┌──

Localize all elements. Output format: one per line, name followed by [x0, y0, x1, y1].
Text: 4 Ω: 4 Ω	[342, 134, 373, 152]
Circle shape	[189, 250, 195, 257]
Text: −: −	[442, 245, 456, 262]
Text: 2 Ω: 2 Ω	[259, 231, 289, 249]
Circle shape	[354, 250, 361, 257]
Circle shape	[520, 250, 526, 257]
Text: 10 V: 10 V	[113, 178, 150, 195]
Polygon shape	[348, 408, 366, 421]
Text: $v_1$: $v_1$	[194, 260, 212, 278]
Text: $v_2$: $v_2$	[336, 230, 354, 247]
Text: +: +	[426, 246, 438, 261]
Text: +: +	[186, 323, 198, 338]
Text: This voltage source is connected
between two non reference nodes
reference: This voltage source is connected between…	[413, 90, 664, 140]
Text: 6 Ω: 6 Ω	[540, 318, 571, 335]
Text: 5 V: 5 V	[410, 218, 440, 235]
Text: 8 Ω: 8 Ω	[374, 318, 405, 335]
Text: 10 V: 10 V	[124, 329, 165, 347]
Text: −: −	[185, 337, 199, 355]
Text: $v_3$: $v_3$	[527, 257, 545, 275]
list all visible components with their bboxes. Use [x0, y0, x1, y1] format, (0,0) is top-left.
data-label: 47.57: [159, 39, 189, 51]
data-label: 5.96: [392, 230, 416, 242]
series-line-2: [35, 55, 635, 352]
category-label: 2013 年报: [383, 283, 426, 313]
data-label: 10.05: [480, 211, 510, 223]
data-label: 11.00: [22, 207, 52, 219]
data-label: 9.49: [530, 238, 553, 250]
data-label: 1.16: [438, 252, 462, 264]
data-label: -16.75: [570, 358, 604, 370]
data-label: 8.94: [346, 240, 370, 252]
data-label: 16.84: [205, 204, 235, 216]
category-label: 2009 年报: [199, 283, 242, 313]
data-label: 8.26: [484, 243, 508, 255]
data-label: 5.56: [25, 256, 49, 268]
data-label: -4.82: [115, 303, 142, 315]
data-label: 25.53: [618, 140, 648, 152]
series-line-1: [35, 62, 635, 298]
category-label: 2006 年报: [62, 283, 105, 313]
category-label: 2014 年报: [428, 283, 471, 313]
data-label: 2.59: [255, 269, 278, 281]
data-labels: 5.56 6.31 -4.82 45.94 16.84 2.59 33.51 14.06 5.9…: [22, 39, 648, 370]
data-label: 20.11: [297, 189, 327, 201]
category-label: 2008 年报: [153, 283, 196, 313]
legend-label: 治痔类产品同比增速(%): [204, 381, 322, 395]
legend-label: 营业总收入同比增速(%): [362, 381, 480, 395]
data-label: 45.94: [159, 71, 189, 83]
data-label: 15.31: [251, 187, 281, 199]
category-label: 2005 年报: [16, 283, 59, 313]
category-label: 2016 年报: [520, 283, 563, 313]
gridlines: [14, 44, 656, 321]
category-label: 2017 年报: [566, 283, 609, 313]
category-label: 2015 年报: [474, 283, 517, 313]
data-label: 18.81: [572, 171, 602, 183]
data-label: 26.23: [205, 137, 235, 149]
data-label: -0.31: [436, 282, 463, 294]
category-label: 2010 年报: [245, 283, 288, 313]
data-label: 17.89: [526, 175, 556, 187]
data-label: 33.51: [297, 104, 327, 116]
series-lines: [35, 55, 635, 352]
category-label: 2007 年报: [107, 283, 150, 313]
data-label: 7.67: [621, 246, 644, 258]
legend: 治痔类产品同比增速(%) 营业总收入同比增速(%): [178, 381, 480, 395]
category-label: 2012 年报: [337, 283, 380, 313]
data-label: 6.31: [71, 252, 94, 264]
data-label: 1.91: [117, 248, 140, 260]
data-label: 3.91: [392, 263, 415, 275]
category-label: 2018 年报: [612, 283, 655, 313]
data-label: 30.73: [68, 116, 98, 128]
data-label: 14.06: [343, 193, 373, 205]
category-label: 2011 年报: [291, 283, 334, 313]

└──

**WHAT NEEDS TO BE DONE**
Put the lines of the records, from the start through the line containing "178, 150, 195]", into a JSON list of strings with one string per line and blank lines omitted.

**ANSWER TO THIS PROBLEM**
[
  "Localize all elements. Output format: one per line, name followed by [x0, y0, x1, y1].",
  "Text: 4 Ω: 4 Ω\t[342, 134, 373, 152]",
  "Circle shape\t[189, 250, 195, 257]",
  "Text: −: −\t[442, 245, 456, 262]",
  "Text: 2 Ω: 2 Ω\t[259, 231, 289, 249]",
  "Circle shape\t[354, 250, 361, 257]",
  "Circle shape\t[520, 250, 526, 257]",
  "Text: 10 V: 10 V\t[113, 178, 150, 195]"
]